(Lines of data)

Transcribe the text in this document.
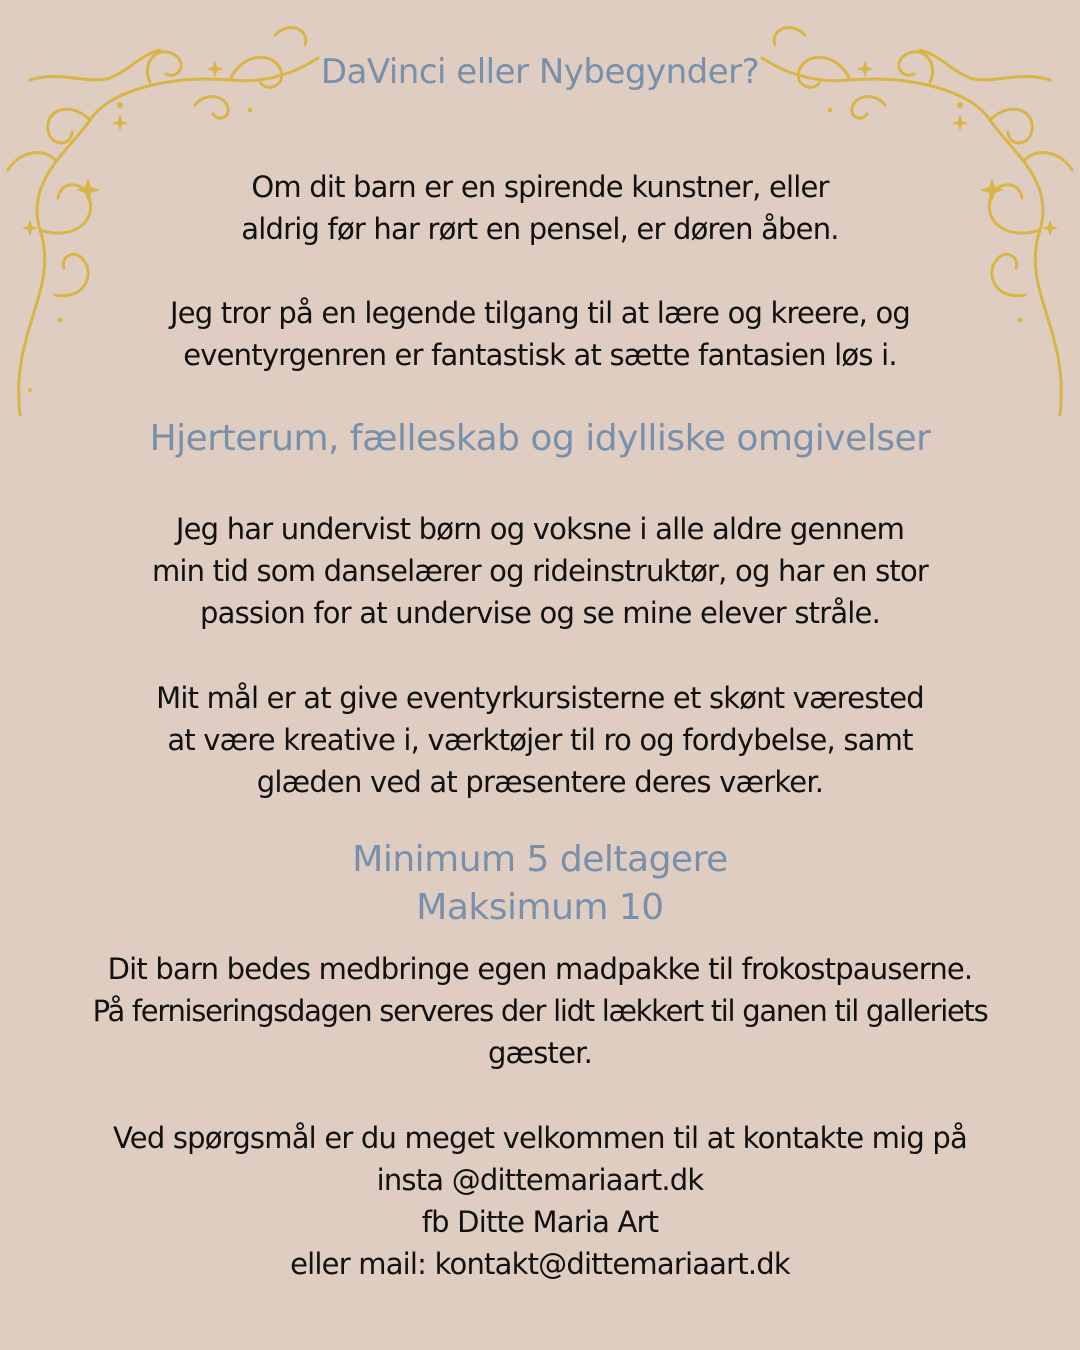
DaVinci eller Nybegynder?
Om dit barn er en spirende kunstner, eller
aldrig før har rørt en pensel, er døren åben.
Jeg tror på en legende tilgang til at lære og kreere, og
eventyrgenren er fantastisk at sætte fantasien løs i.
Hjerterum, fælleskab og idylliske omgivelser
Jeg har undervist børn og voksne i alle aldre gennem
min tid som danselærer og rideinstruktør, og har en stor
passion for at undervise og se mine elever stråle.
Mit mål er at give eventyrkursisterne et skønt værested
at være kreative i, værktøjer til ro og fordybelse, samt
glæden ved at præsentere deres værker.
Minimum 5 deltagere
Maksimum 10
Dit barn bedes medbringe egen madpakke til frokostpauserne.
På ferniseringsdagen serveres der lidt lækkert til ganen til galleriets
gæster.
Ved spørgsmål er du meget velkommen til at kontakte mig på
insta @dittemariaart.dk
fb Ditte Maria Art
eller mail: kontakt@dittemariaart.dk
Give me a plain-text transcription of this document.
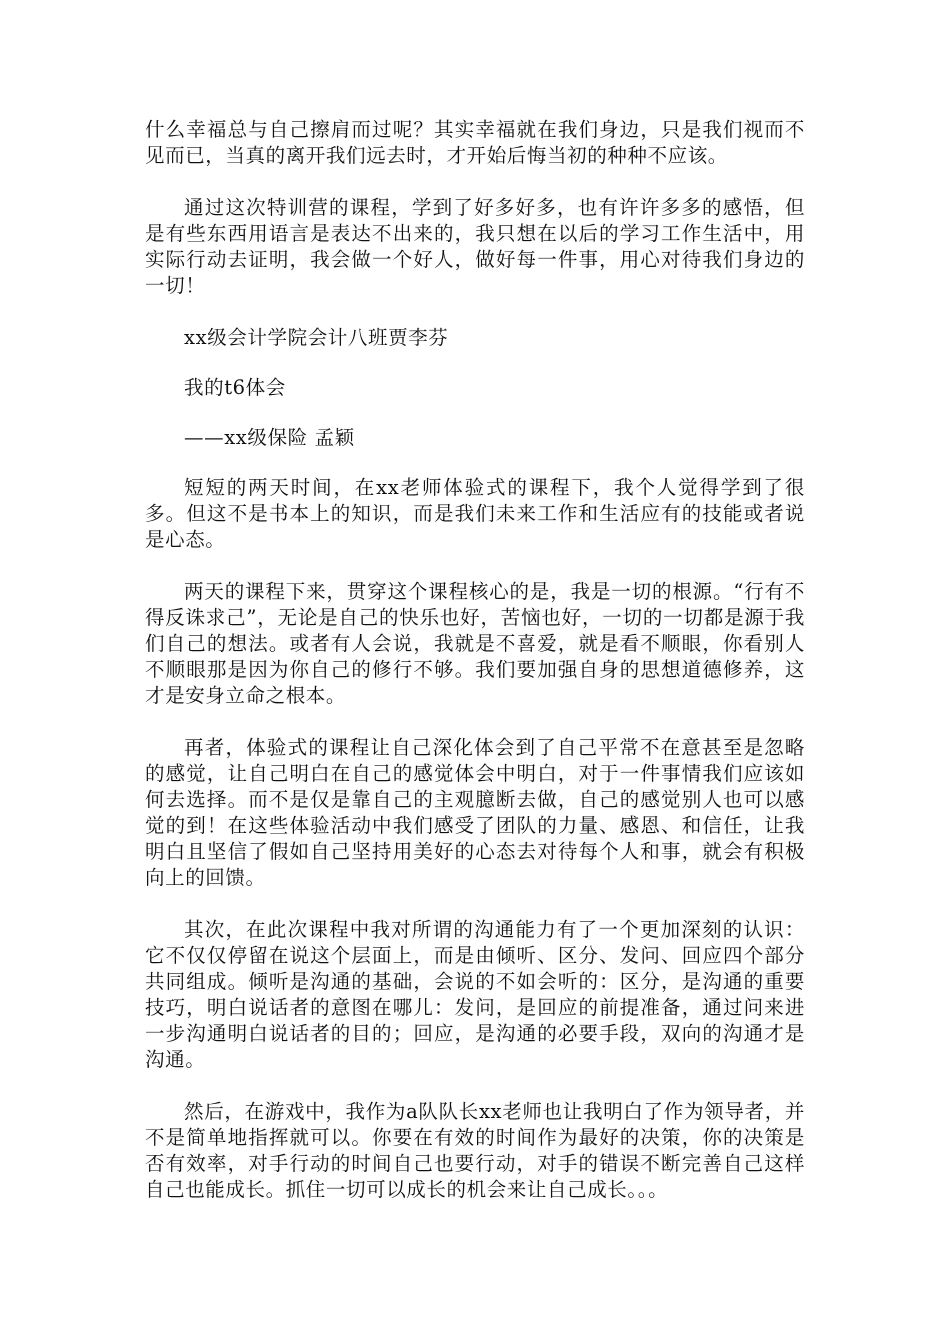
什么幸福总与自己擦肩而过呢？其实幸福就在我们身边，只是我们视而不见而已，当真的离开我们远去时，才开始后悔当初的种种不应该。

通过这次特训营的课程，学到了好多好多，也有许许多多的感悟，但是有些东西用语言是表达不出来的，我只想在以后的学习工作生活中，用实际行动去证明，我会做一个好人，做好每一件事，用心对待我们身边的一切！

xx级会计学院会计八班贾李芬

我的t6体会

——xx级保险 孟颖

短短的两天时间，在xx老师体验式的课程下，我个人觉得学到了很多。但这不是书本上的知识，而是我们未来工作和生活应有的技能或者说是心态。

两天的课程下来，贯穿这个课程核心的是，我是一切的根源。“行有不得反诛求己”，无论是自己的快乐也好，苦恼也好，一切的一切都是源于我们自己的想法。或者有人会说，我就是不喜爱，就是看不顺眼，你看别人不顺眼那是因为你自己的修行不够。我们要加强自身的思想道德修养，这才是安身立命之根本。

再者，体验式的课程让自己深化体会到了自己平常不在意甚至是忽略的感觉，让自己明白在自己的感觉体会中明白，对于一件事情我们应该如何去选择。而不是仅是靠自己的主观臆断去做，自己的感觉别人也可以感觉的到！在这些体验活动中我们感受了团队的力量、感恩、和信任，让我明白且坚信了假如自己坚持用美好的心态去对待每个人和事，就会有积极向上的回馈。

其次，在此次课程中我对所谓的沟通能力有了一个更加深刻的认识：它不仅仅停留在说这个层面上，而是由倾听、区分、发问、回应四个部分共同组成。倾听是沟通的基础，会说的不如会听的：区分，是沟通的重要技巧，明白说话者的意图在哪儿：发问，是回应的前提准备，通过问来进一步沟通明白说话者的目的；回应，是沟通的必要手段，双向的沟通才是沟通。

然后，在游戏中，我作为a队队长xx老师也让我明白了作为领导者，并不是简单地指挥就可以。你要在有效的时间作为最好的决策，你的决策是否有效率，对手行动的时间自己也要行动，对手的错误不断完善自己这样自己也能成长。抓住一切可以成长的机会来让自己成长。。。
==
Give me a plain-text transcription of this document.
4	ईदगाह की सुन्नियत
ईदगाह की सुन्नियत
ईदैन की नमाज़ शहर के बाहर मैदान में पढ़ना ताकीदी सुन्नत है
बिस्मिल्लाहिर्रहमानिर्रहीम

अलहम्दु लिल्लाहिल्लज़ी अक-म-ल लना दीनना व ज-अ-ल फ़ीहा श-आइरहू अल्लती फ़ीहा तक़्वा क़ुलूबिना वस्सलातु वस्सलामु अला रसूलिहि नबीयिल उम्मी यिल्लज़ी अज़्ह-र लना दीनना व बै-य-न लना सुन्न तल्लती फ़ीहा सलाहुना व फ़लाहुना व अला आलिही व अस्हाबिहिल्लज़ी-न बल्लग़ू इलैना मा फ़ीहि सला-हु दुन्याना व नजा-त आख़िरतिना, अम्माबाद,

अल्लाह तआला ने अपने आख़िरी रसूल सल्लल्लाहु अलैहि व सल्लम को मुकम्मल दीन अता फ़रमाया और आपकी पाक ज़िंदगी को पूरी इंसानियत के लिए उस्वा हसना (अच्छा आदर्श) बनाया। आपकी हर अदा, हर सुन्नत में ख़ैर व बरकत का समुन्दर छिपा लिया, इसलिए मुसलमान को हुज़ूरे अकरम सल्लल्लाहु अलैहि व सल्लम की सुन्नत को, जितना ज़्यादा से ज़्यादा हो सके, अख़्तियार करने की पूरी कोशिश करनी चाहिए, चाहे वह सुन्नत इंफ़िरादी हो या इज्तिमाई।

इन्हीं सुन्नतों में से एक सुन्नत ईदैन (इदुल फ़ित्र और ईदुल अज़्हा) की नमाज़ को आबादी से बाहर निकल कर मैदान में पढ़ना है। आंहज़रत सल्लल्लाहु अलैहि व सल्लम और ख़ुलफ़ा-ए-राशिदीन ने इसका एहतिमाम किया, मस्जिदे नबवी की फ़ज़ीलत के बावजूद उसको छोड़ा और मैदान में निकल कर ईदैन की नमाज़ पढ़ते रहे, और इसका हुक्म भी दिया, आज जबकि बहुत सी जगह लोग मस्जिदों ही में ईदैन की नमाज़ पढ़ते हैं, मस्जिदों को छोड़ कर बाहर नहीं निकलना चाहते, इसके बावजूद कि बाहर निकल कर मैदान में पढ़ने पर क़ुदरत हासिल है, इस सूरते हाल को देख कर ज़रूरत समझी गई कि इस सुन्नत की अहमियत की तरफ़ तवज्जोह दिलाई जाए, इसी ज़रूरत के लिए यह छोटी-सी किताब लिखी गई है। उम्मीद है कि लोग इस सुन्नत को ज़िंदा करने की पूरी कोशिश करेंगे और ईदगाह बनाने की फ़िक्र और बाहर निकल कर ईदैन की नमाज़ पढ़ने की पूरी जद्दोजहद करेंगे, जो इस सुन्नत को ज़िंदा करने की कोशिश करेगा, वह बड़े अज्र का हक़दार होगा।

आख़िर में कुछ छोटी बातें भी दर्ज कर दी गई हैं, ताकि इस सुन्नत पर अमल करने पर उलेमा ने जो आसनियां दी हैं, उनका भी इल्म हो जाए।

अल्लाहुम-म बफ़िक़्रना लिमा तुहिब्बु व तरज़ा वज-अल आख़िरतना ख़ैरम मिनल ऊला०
--
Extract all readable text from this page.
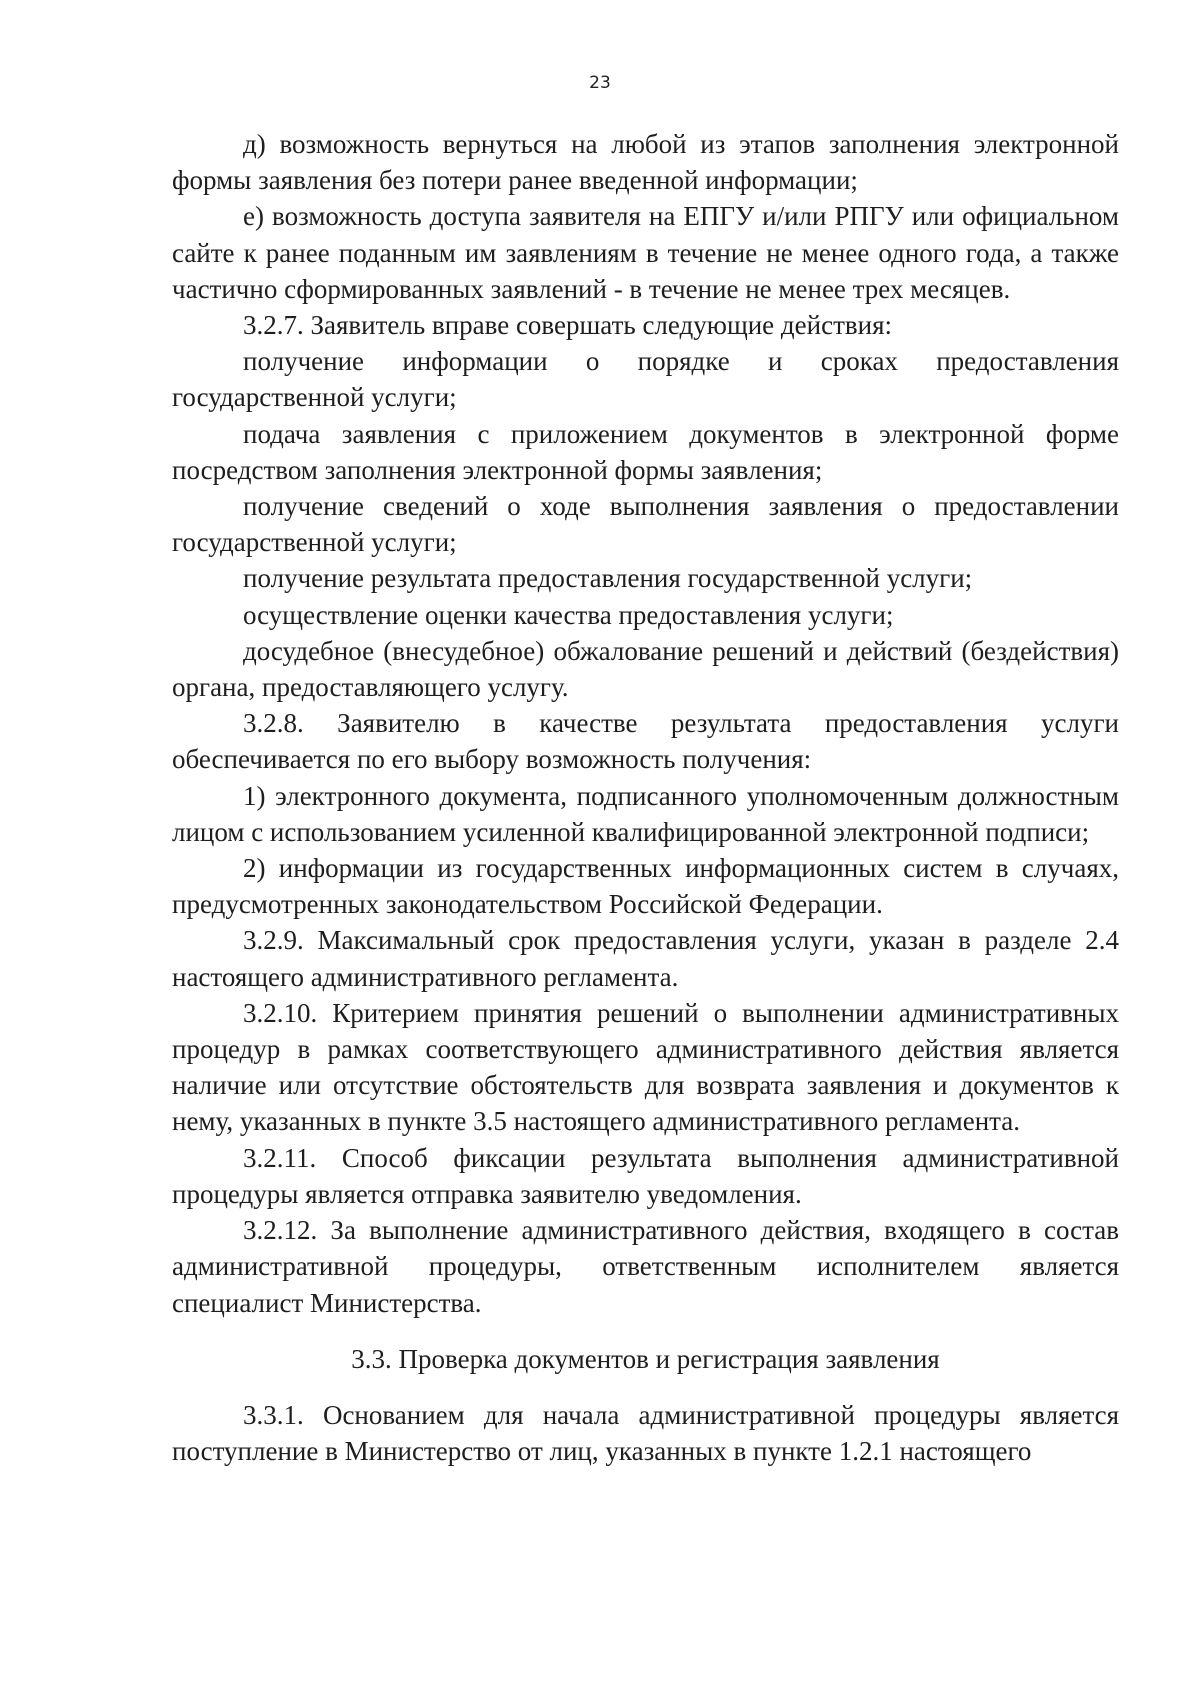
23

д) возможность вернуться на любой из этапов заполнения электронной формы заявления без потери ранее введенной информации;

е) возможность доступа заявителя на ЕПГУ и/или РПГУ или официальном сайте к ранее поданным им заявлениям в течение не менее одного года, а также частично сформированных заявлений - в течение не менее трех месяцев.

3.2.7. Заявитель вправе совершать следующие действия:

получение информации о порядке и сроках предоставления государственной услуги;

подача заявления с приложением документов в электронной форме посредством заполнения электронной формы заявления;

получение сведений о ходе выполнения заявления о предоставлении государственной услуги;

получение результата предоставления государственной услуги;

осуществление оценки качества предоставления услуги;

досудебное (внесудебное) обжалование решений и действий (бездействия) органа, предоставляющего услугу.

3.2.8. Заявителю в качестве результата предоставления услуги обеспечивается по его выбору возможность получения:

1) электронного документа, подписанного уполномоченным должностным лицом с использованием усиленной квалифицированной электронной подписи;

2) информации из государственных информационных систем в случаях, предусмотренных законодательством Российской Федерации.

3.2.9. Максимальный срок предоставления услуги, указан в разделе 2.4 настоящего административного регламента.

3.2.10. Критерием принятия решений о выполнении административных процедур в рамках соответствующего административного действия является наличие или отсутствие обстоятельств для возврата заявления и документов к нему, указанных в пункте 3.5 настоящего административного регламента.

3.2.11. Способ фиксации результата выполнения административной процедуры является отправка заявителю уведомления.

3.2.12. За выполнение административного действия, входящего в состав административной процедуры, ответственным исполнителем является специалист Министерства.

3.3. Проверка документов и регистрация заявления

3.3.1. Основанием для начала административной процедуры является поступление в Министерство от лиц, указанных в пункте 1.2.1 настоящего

▶ **Given instruction**
Return the lines of the records that include the string "является".

▶ **Exercise output**
3.2.10. Критерием принятия решений о выполнении административных процедур в рамках соответствующего административного действия является наличие или отсутствие обстоятельств для возврата заявления и документов к нему, указанных в пункте 3.5 настоящего административного регламента.
3.2.11. Способ фиксации результата выполнения административной процедуры является отправка заявителю уведомления.
3.2.12. За выполнение административного действия, входящего в состав административной процедуры, ответственным исполнителем является специалист Министерства.
3.3.1. Основанием для начала административной процедуры является поступление в Министерство от лиц, указанных в пункте 1.2.1 настоящего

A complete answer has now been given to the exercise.